***** Task inputs *****

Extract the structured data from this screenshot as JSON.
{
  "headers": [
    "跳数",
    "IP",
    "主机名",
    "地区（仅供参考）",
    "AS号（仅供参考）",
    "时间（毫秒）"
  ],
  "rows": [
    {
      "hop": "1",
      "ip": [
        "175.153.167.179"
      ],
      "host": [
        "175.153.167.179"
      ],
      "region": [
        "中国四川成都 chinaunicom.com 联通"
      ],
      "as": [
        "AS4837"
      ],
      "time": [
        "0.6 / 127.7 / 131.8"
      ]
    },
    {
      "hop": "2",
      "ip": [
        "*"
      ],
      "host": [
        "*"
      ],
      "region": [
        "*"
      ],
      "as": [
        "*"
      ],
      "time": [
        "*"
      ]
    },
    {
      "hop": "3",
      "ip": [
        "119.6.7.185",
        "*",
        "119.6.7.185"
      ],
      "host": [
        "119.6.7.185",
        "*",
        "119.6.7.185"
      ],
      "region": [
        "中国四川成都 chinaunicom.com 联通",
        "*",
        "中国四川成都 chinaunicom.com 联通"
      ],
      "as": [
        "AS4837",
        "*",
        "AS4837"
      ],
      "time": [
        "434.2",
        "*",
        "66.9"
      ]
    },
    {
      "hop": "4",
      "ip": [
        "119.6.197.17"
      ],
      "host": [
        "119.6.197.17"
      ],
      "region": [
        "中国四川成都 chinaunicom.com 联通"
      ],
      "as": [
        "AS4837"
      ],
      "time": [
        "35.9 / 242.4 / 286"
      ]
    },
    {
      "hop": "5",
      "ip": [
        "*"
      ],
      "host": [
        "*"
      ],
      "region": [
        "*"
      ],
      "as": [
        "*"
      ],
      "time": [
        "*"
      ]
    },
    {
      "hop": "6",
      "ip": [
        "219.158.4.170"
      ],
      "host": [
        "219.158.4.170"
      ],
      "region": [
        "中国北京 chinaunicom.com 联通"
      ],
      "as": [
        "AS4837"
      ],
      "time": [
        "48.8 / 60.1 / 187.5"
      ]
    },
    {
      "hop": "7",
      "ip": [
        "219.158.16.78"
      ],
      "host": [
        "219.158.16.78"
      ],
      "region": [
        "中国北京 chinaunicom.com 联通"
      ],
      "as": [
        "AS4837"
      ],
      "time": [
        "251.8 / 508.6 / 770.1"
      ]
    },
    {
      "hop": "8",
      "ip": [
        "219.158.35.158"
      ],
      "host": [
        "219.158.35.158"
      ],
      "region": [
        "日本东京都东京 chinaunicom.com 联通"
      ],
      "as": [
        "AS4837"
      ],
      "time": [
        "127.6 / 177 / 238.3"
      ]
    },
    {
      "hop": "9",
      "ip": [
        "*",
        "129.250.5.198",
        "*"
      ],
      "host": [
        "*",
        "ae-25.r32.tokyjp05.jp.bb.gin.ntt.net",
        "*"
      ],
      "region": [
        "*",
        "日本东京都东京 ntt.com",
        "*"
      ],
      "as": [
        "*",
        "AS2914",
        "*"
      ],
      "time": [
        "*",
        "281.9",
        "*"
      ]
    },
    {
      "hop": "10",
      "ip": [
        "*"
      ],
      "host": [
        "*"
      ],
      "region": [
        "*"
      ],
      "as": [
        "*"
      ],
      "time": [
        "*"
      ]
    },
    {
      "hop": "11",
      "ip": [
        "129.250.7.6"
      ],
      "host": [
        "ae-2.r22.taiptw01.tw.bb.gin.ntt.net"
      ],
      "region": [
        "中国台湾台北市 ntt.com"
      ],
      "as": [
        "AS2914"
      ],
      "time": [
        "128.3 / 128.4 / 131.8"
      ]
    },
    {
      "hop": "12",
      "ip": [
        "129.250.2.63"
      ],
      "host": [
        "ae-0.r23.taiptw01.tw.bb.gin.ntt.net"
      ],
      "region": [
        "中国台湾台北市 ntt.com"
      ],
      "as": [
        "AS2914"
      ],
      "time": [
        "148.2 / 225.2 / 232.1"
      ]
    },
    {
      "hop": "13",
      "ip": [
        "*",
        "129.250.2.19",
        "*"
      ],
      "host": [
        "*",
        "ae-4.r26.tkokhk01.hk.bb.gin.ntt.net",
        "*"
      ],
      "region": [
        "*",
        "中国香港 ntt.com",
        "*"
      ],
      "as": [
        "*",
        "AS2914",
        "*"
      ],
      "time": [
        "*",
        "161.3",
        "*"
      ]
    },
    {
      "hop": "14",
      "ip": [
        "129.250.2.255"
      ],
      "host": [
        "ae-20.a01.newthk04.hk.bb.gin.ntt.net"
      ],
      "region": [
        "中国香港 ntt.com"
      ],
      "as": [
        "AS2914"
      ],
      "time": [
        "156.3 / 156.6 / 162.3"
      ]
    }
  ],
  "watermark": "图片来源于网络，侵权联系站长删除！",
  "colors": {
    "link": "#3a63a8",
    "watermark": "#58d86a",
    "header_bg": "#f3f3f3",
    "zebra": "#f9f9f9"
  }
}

*****

» Aim of the exercise: Set down all of the entries exactly, please.

» Output of the task:
Extract the structured data from this screenshot as JSON.
{
  "headers": [
    "跳数",
    "IP",
    "主机名",
    "地区（仅供参考）",
    "AS号（仅供参考）",
    "时间（毫秒）"
  ],
  "rows": [
    {
      "hop": "1",
      "ip": [
        "175.153.167.179"
      ],
      "host": [
        "175.153.167.179"
      ],
      "region": [
        "中国四川成都 chinaunicom.com 联通"
      ],
      "as": [
        "AS4837"
      ],
      "time": [
        "0.6 / 127.7 / 131.8"
      ]
    },
    {
      "hop": "2",
      "ip": [
        "*"
      ],
      "host": [
        "*"
      ],
      "region": [
        "*"
      ],
      "as": [
        "*"
      ],
      "time": [
        "*"
      ]
    },
    {
      "hop": "3",
      "ip": [
        "119.6.7.185",
        "*",
        "119.6.7.185"
      ],
      "host": [
        "119.6.7.185",
        "*",
        "119.6.7.185"
      ],
      "region": [
        "中国四川成都 chinaunicom.com 联通",
        "*",
        "中国四川成都 chinaunicom.com 联通"
      ],
      "as": [
        "AS4837",
        "*",
        "AS4837"
      ],
      "time": [
        "434.2",
        "*",
        "66.9"
      ]
    },
    {
      "hop": "4",
      "ip": [
        "119.6.197.17"
      ],
      "host": [
        "119.6.197.17"
      ],
      "region": [
        "中国四川成都 chinaunicom.com 联通"
      ],
      "as": [
        "AS4837"
      ],
      "time": [
        "35.9 / 242.4 / 286"
      ]
    },
    {
      "hop": "5",
      "ip": [
        "*"
      ],
      "host": [
        "*"
      ],
      "region": [
        "*"
      ],
      "as": [
        "*"
      ],
      "time": [
        "*"
      ]
    },
    {
      "hop": "6",
      "ip": [
        "219.158.4.170"
      ],
      "host": [
        "219.158.4.170"
      ],
      "region": [
        "中国北京 chinaunicom.com 联通"
      ],
      "as": [
        "AS4837"
      ],
      "time": [
        "48.8 / 60.1 / 187.5"
      ]
    },
    {
      "hop": "7",
      "ip": [
        "219.158.16.78"
      ],
      "host": [
        "219.158.16.78"
      ],
      "region": [
        "中国北京 chinaunicom.com 联通"
      ],
      "as": [
        "AS4837"
      ],
      "time": [
        "251.8 / 508.6 / 770.1"
      ]
    },
    {
      "hop": "8",
      "ip": [
        "219.158.35.158"
      ],
      "host": [
        "219.158.35.158"
      ],
      "region": [
        "日本东京都东京 chinaunicom.com 联通"
      ],
      "as": [
        "AS4837"
      ],
      "time": [
        "127.6 / 177 / 238.3"
      ]
    },
    {
      "hop": "9",
      "ip": [
        "*",
        "129.250.5.198",
        "*"
      ],
      "host": [
        "*",
        "ae-25.r32.tokyjp05.jp.bb.gin.ntt.net",
        "*"
      ],
      "region": [
        "*",
        "日本东京都东京 ntt.com",
        "*"
      ],
      "as": [
        "*",
        "AS2914",
        "*"
      ],
      "time": [
        "*",
        "281.9",
        "*"
      ]
    },
    {
      "hop": "10",
      "ip": [
        "*"
      ],
      "host": [
        "*"
      ],
      "region": [
        "*"
      ],
      "as": [
        "*"
      ],
      "time": [
        "*"
      ]
    },
    {
      "hop": "11",
      "ip": [
        "129.250.7.6"
      ],
      "host": [
        "ae-2.r22.taiptw01.tw.bb.gin.ntt.net"
      ],
      "region": [
        "中国台湾台北市 ntt.com"
      ],
      "as": [
        "AS2914"
      ],
      "time": [
        "128.3 / 128.4 / 131.8"
      ]
    },
    {
      "hop": "12",
      "ip": [
        "129.250.2.63"
      ],
      "host": [
        "ae-0.r23.taiptw01.tw.bb.gin.ntt.net"
      ],
      "region": [
        "中国台湾台北市 ntt.com"
      ],
      "as": [
        "AS2914"
      ],
      "time": [
        "148.2 / 225.2 / 232.1"
      ]
    },
    {
      "hop": "13",
      "ip": [
        "*",
        "129.250.2.19",
        "*"
      ],
      "host": [
        "*",
        "ae-4.r26.tkokhk01.hk.bb.gin.ntt.net",
        "*"
      ],
      "region": [
        "*",
        "中国香港 ntt.com",
        "*"
      ],
      "as": [
        "*",
        "AS2914",
        "*"
      ],
      "time": [
        "*",
        "161.3",
        "*"
      ]
    },
    {
      "hop": "14",
      "ip": [
        "129.250.2.255"
      ],
      "host": [
        "ae-20.a01.newthk04.hk.bb.gin.ntt.net"
      ],
      "region": [
        "中国香港 ntt.com"
      ],
      "as": [
        "AS2914"
      ],
      "time": [
        "156.3 / 156.6 / 162.3"
      ]
    }
  ],
  "watermark": "图片来源于网络，侵权联系站长删除！",
  "colors": {
    "link": "#3a63a8",
    "watermark": "#58d86a",
    "header_bg": "#f3f3f3",
    "zebra": "#f9f9f9"
  }
}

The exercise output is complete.